* _SET PROBLEM_
Repeat every line below exactly as it reads.

• • • • •

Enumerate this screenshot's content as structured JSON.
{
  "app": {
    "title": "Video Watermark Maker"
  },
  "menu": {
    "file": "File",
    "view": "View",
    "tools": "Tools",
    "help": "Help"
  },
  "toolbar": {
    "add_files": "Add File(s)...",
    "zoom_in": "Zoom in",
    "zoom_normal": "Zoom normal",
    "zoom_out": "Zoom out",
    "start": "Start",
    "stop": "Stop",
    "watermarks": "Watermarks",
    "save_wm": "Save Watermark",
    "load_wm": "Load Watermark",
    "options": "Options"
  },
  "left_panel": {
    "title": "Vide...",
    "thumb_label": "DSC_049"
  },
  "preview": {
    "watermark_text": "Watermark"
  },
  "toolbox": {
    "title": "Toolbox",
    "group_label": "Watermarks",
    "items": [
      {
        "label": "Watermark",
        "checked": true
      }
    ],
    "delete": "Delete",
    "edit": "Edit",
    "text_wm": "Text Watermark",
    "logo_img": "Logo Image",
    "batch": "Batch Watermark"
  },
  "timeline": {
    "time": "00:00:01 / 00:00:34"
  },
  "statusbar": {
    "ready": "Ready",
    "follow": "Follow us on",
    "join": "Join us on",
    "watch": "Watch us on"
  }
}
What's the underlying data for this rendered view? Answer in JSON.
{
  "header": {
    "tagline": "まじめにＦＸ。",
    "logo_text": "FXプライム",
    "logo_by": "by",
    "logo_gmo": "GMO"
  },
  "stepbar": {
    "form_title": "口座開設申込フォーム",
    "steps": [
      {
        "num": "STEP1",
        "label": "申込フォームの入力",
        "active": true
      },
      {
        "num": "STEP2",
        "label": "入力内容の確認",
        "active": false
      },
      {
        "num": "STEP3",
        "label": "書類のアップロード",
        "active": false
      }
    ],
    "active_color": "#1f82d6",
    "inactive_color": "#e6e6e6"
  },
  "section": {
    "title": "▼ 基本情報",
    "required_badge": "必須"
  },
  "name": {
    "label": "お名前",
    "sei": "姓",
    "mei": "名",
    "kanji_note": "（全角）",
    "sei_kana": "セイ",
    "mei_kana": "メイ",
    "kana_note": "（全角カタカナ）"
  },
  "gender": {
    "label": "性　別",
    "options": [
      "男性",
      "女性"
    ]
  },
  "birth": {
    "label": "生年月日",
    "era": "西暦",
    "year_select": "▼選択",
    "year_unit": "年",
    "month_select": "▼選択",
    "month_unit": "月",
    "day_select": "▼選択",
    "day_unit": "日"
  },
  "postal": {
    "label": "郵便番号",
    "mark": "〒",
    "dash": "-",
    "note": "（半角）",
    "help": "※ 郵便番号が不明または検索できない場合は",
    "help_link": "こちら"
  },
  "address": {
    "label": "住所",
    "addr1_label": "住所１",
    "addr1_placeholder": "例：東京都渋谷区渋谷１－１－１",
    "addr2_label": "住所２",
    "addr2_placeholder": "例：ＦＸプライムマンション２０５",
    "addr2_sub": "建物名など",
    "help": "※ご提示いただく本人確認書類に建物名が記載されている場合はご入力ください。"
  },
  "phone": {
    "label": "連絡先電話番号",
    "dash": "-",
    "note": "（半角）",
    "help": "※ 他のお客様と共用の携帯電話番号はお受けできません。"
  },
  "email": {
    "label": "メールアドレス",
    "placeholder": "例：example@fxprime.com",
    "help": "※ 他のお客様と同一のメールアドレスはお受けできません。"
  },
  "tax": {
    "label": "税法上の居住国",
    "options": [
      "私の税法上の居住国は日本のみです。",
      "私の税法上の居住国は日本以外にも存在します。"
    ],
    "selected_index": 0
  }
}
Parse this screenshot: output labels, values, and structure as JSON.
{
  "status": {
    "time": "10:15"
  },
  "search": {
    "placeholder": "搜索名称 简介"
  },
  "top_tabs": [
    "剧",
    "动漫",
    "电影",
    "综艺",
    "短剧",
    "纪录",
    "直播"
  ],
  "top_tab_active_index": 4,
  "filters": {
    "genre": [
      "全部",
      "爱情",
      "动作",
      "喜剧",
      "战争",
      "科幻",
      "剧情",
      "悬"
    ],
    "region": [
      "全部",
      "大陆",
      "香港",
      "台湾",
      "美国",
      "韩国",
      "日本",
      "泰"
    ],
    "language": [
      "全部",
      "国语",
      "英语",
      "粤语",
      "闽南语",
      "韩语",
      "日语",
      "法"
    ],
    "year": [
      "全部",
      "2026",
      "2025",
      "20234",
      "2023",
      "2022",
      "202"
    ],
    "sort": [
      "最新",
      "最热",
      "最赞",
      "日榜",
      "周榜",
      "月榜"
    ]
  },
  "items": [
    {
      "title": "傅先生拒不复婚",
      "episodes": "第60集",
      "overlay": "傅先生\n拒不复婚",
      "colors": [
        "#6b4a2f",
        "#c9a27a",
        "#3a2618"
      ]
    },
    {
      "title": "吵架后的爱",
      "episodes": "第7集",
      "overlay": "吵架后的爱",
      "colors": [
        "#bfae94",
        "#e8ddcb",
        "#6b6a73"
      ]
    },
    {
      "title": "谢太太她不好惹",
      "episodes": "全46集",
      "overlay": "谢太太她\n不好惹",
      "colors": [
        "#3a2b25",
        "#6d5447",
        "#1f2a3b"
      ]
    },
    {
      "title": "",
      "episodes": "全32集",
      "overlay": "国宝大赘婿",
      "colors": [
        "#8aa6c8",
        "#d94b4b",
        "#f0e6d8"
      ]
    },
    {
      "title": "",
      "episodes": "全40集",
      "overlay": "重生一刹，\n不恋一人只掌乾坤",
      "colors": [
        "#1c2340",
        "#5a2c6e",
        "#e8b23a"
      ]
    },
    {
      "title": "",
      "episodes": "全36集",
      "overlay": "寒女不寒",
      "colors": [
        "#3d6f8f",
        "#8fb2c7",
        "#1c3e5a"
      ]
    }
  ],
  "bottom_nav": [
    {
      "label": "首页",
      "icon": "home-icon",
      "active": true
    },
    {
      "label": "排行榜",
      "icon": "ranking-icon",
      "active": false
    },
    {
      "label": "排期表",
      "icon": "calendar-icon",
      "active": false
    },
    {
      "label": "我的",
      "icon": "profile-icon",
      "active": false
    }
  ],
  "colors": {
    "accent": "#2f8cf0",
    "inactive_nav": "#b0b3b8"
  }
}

• • • • •

* _WRITTEN RESPONSE_
Enumerate this screenshot's content as structured JSON.
{
  "app": {
    "title": "Video Watermark Maker"
  },
  "menu": {
    "file": "File",
    "view": "View",
    "tools": "Tools",
    "help": "Help"
  },
  "toolbar": {
    "add_files": "Add File(s)...",
    "zoom_in": "Zoom in",
    "zoom_normal": "Zoom normal",
    "zoom_out": "Zoom out",
    "start": "Start",
    "stop": "Stop",
    "watermarks": "Watermarks",
    "save_wm": "Save Watermark",
    "load_wm": "Load Watermark",
    "options": "Options"
  },
  "left_panel": {
    "title": "Vide...",
    "thumb_label": "DSC_049"
  },
  "preview": {
    "watermark_text": "Watermark"
  },
  "toolbox": {
    "title": "Toolbox",
    "group_label": "Watermarks",
    "items": [
      {
        "label": "Watermark",
        "checked": true
      }
    ],
    "delete": "Delete",
    "edit": "Edit",
    "text_wm": "Text Watermark",
    "logo_img": "Logo Image",
    "batch": "Batch Watermark"
  },
  "timeline": {
    "time": "00:00:01 / 00:00:34"
  },
  "statusbar": {
    "ready": "Ready",
    "follow": "Follow us on",
    "join": "Join us on",
    "watch": "Watch us on"
  }
}
What's the underlying data for this rendered view? Answer in JSON.
{
  "header": {
    "tagline": "まじめにＦＸ。",
    "logo_text": "FXプライム",
    "logo_by": "by",
    "logo_gmo": "GMO"
  },
  "stepbar": {
    "form_title": "口座開設申込フォーム",
    "steps": [
      {
        "num": "STEP1",
        "label": "申込フォームの入力",
        "active": true
      },
      {
        "num": "STEP2",
        "label": "入力内容の確認",
        "active": false
      },
      {
        "num": "STEP3",
        "label": "書類のアップロード",
        "active": false
      }
    ],
    "active_color": "#1f82d6",
    "inactive_color": "#e6e6e6"
  },
  "section": {
    "title": "▼ 基本情報",
    "required_badge": "必須"
  },
  "name": {
    "label": "お名前",
    "sei": "姓",
    "mei": "名",
    "kanji_note": "（全角）",
    "sei_kana": "セイ",
    "mei_kana": "メイ",
    "kana_note": "（全角カタカナ）"
  },
  "gender": {
    "label": "性　別",
    "options": [
      "男性",
      "女性"
    ]
  },
  "birth": {
    "label": "生年月日",
    "era": "西暦",
    "year_select": "▼選択",
    "year_unit": "年",
    "month_select": "▼選択",
    "month_unit": "月",
    "day_select": "▼選択",
    "day_unit": "日"
  },
  "postal": {
    "label": "郵便番号",
    "mark": "〒",
    "dash": "-",
    "note": "（半角）",
    "help": "※ 郵便番号が不明または検索できない場合は",
    "help_link": "こちら"
  },
  "address": {
    "label": "住所",
    "addr1_label": "住所１",
    "addr1_placeholder": "例：東京都渋谷区渋谷１－１－１",
    "addr2_label": "住所２",
    "addr2_placeholder": "例：ＦＸプライムマンション２０５",
    "addr2_sub": "建物名など",
    "help": "※ご提示いただく本人確認書類に建物名が記載されている場合はご入力ください。"
  },
  "phone": {
    "label": "連絡先電話番号",
    "dash": "-",
    "note": "（半角）",
    "help": "※ 他のお客様と共用の携帯電話番号はお受けできません。"
  },
  "email": {
    "label": "メールアドレス",
    "placeholder": "例：example@fxprime.com",
    "help": "※ 他のお客様と同一のメールアドレスはお受けできません。"
  },
  "tax": {
    "label": "税法上の居住国",
    "options": [
      "私の税法上の居住国は日本のみです。",
      "私の税法上の居住国は日本以外にも存在します。"
    ],
    "selected_index": 0
  }
}
Parse this screenshot: output labels, values, and structure as JSON.
{
  "status": {
    "time": "10:15"
  },
  "search": {
    "placeholder": "搜索名称 简介"
  },
  "top_tabs": [
    "剧",
    "动漫",
    "电影",
    "综艺",
    "短剧",
    "纪录",
    "直播"
  ],
  "top_tab_active_index": 4,
  "filters": {
    "genre": [
      "全部",
      "爱情",
      "动作",
      "喜剧",
      "战争",
      "科幻",
      "剧情",
      "悬"
    ],
    "region": [
      "全部",
      "大陆",
      "香港",
      "台湾",
      "美国",
      "韩国",
      "日本",
      "泰"
    ],
    "language": [
      "全部",
      "国语",
      "英语",
      "粤语",
      "闽南语",
      "韩语",
      "日语",
      "法"
    ],
    "year": [
      "全部",
      "2026",
      "2025",
      "20234",
      "2023",
      "2022",
      "202"
    ],
    "sort": [
      "最新",
      "最热",
      "最赞",
      "日榜",
      "周榜",
      "月榜"
    ]
  },
  "items": [
    {
      "title": "傅先生拒不复婚",
      "episodes": "第60集",
      "overlay": "傅先生\n拒不复婚",
      "colors": [
        "#6b4a2f",
        "#c9a27a",
        "#3a2618"
      ]
    },
    {
      "title": "吵架后的爱",
      "episodes": "第7集",
      "overlay": "吵架后的爱",
      "colors": [
        "#bfae94",
        "#e8ddcb",
        "#6b6a73"
      ]
    },
    {
      "title": "谢太太她不好惹",
      "episodes": "全46集",
      "overlay": "谢太太她\n不好惹",
      "colors": [
        "#3a2b25",
        "#6d5447",
        "#1f2a3b"
      ]
    },
    {
      "title": "",
      "episodes": "全32集",
      "overlay": "国宝大赘婿",
      "colors": [
        "#8aa6c8",
        "#d94b4b",
        "#f0e6d8"
      ]
    },
    {
      "title": "",
      "episodes": "全40集",
      "overlay": "重生一刹，\n不恋一人只掌乾坤",
      "colors": [
        "#1c2340",
        "#5a2c6e",
        "#e8b23a"
      ]
    },
    {
      "title": "",
      "episodes": "全36集",
      "overlay": "寒女不寒",
      "colors": [
        "#3d6f8f",
        "#8fb2c7",
        "#1c3e5a"
      ]
    }
  ],
  "bottom_nav": [
    {
      "label": "首页",
      "icon": "home-icon",
      "active": true
    },
    {
      "label": "排行榜",
      "icon": "ranking-icon",
      "active": false
    },
    {
      "label": "排期表",
      "icon": "calendar-icon",
      "active": false
    },
    {
      "label": "我的",
      "icon": "profile-icon",
      "active": false
    }
  ],
  "colors": {
    "accent": "#2f8cf0",
    "inactive_nav": "#b0b3b8"
  }
}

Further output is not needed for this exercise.